Records contained in a dataset:
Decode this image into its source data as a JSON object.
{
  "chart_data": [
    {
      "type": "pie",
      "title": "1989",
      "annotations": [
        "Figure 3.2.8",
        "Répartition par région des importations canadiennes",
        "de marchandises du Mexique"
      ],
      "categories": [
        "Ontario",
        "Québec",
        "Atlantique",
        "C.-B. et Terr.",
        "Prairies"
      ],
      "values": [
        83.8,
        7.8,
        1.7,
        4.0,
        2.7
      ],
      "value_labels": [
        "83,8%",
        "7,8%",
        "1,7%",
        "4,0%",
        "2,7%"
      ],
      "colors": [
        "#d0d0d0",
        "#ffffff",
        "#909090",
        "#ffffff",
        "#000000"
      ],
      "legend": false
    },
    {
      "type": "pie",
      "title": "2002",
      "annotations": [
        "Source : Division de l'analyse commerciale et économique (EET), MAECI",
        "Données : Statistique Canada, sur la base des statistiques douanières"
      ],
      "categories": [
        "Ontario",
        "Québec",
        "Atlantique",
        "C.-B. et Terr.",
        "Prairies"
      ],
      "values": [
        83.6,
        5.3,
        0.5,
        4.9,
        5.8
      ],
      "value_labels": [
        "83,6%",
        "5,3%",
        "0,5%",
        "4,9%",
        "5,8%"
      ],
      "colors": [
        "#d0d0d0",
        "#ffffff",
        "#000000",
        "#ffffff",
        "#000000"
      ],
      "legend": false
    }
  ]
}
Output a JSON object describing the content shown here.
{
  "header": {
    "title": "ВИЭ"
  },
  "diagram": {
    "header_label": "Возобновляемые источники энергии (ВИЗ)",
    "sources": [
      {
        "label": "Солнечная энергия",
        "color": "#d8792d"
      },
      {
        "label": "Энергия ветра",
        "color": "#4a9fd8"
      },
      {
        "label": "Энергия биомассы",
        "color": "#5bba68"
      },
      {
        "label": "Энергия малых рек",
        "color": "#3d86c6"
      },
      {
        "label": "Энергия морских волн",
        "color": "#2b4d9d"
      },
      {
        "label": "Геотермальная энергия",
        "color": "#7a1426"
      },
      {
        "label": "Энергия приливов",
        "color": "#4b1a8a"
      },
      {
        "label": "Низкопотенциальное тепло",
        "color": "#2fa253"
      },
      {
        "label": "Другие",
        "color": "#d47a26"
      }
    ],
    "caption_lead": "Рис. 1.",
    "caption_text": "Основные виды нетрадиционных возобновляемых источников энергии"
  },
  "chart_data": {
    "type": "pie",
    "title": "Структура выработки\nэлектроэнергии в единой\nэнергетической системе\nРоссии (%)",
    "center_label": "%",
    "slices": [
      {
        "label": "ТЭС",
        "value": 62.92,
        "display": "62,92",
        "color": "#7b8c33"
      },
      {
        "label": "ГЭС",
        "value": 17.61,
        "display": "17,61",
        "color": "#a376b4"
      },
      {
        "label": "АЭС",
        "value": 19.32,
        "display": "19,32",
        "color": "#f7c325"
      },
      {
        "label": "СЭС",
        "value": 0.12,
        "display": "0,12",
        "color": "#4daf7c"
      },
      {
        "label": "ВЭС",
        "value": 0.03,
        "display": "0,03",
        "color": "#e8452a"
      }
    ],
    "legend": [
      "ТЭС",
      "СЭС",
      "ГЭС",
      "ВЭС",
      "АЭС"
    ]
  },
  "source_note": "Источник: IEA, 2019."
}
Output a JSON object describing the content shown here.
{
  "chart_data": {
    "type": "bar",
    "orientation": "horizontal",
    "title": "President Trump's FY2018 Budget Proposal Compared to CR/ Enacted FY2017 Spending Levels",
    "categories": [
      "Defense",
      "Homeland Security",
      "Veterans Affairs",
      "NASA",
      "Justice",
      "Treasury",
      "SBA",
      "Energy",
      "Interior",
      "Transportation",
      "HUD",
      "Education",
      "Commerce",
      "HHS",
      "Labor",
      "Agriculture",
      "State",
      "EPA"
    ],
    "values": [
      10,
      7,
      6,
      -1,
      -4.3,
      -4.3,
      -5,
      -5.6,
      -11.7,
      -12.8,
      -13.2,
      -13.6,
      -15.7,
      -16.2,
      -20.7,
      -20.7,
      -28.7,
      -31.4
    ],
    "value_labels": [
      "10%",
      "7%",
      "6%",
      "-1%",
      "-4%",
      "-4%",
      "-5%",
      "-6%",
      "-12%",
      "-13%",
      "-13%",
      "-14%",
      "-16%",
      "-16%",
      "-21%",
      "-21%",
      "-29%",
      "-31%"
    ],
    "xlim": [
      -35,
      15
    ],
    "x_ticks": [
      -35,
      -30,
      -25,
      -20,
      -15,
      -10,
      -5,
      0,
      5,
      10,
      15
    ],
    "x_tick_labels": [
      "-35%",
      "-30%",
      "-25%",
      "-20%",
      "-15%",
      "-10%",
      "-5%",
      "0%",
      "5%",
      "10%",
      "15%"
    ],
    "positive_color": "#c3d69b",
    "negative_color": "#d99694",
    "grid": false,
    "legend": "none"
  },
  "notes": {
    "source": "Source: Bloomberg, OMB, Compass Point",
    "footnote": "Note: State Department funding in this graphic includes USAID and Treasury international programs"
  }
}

**Directive:** Write out every line from the records above, word for word.

**Reply to the task:**
Decode this image into its source data as a JSON object.
{
  "chart_data": [
    {
      "type": "pie",
      "title": "1989",
      "annotations": [
        "Figure 3.2.8",
        "Répartition par région des importations canadiennes",
        "de marchandises du Mexique"
      ],
      "categories": [
        "Ontario",
        "Québec",
        "Atlantique",
        "C.-B. et Terr.",
        "Prairies"
      ],
      "values": [
        83.8,
        7.8,
        1.7,
        4.0,
        2.7
      ],
      "value_labels": [
        "83,8%",
        "7,8%",
        "1,7%",
        "4,0%",
        "2,7%"
      ],
      "colors": [
        "#d0d0d0",
        "#ffffff",
        "#909090",
        "#ffffff",
        "#000000"
      ],
      "legend": false
    },
    {
      "type": "pie",
      "title": "2002",
      "annotations": [
        "Source : Division de l'analyse commerciale et économique (EET), MAECI",
        "Données : Statistique Canada, sur la base des statistiques douanières"
      ],
      "categories": [
        "Ontario",
        "Québec",
        "Atlantique",
        "C.-B. et Terr.",
        "Prairies"
      ],
      "values": [
        83.6,
        5.3,
        0.5,
        4.9,
        5.8
      ],
      "value_labels": [
        "83,6%",
        "5,3%",
        "0,5%",
        "4,9%",
        "5,8%"
      ],
      "colors": [
        "#d0d0d0",
        "#ffffff",
        "#000000",
        "#ffffff",
        "#000000"
      ],
      "legend": false
    }
  ]
}
Output a JSON object describing the content shown here.
{
  "header": {
    "title": "ВИЭ"
  },
  "diagram": {
    "header_label": "Возобновляемые источники энергии (ВИЗ)",
    "sources": [
      {
        "label": "Солнечная энергия",
        "color": "#d8792d"
      },
      {
        "label": "Энергия ветра",
        "color": "#4a9fd8"
      },
      {
        "label": "Энергия биомассы",
        "color": "#5bba68"
      },
      {
        "label": "Энергия малых рек",
        "color": "#3d86c6"
      },
      {
        "label": "Энергия морских волн",
        "color": "#2b4d9d"
      },
      {
        "label": "Геотермальная энергия",
        "color": "#7a1426"
      },
      {
        "label": "Энергия приливов",
        "color": "#4b1a8a"
      },
      {
        "label": "Низкопотенциальное тепло",
        "color": "#2fa253"
      },
      {
        "label": "Другие",
        "color": "#d47a26"
      }
    ],
    "caption_lead": "Рис. 1.",
    "caption_text": "Основные виды нетрадиционных возобновляемых источников энергии"
  },
  "chart_data": {
    "type": "pie",
    "title": "Структура выработки\nэлектроэнергии в единой\nэнергетической системе\nРоссии (%)",
    "center_label": "%",
    "slices": [
      {
        "label": "ТЭС",
        "value": 62.92,
        "display": "62,92",
        "color": "#7b8c33"
      },
      {
        "label": "ГЭС",
        "value": 17.61,
        "display": "17,61",
        "color": "#a376b4"
      },
      {
        "label": "АЭС",
        "value": 19.32,
        "display": "19,32",
        "color": "#f7c325"
      },
      {
        "label": "СЭС",
        "value": 0.12,
        "display": "0,12",
        "color": "#4daf7c"
      },
      {
        "label": "ВЭС",
        "value": 0.03,
        "display": "0,03",
        "color": "#e8452a"
      }
    ],
    "legend": [
      "ТЭС",
      "СЭС",
      "ГЭС",
      "ВЭС",
      "АЭС"
    ]
  },
  "source_note": "Источник: IEA, 2019."
}
Output a JSON object describing the content shown here.
{
  "chart_data": {
    "type": "bar",
    "orientation": "horizontal",
    "title": "President Trump's FY2018 Budget Proposal Compared to CR/ Enacted FY2017 Spending Levels",
    "categories": [
      "Defense",
      "Homeland Security",
      "Veterans Affairs",
      "NASA",
      "Justice",
      "Treasury",
      "SBA",
      "Energy",
      "Interior",
      "Transportation",
      "HUD",
      "Education",
      "Commerce",
      "HHS",
      "Labor",
      "Agriculture",
      "State",
      "EPA"
    ],
    "values": [
      10,
      7,
      6,
      -1,
      -4.3,
      -4.3,
      -5,
      -5.6,
      -11.7,
      -12.8,
      -13.2,
      -13.6,
      -15.7,
      -16.2,
      -20.7,
      -20.7,
      -28.7,
      -31.4
    ],
    "value_labels": [
      "10%",
      "7%",
      "6%",
      "-1%",
      "-4%",
      "-4%",
      "-5%",
      "-6%",
      "-12%",
      "-13%",
      "-13%",
      "-14%",
      "-16%",
      "-16%",
      "-21%",
      "-21%",
      "-29%",
      "-31%"
    ],
    "xlim": [
      -35,
      15
    ],
    "x_ticks": [
      -35,
      -30,
      -25,
      -20,
      -15,
      -10,
      -5,
      0,
      5,
      10,
      15
    ],
    "x_tick_labels": [
      "-35%",
      "-30%",
      "-25%",
      "-20%",
      "-15%",
      "-10%",
      "-5%",
      "0%",
      "5%",
      "10%",
      "15%"
    ],
    "positive_color": "#c3d69b",
    "negative_color": "#d99694",
    "grid": false,
    "legend": "none"
  },
  "notes": {
    "source": "Source: Bloomberg, OMB, Compass Point",
    "footnote": "Note: State Department funding in this graphic includes USAID and Treasury international programs"
  }
}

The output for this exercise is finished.